(WORK INSTRUCTIONS): Copy every line in the records below that contains the word "title".

— Begin DATA TO PROCESS —

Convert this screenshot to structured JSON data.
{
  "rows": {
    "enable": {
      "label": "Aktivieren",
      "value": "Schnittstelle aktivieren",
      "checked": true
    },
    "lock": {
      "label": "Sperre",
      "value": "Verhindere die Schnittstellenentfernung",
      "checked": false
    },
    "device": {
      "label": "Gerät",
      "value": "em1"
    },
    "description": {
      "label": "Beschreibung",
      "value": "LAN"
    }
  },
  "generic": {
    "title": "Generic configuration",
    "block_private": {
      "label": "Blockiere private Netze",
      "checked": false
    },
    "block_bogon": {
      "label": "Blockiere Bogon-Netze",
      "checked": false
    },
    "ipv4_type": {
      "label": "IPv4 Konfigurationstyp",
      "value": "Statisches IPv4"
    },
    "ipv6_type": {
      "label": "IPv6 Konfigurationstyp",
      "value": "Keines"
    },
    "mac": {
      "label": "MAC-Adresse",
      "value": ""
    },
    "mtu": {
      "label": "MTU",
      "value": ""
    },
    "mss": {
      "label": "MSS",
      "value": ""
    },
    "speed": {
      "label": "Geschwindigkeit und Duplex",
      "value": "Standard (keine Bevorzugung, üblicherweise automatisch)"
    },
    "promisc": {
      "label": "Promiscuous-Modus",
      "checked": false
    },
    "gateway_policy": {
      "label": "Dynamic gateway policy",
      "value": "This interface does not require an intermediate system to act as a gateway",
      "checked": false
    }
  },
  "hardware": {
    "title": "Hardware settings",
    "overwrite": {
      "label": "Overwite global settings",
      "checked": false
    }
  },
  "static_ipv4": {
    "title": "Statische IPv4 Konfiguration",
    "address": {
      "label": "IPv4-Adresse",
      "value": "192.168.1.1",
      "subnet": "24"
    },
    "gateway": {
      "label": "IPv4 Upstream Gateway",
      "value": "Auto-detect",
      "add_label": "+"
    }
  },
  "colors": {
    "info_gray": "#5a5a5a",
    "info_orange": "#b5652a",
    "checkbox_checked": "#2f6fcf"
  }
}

— End DATA TO PROCESS —

(TASK OUTPUT):
    "title": "Generic configuration",
    "title": "Hardware settings",
    "title": "Statische IPv4 Konfiguration",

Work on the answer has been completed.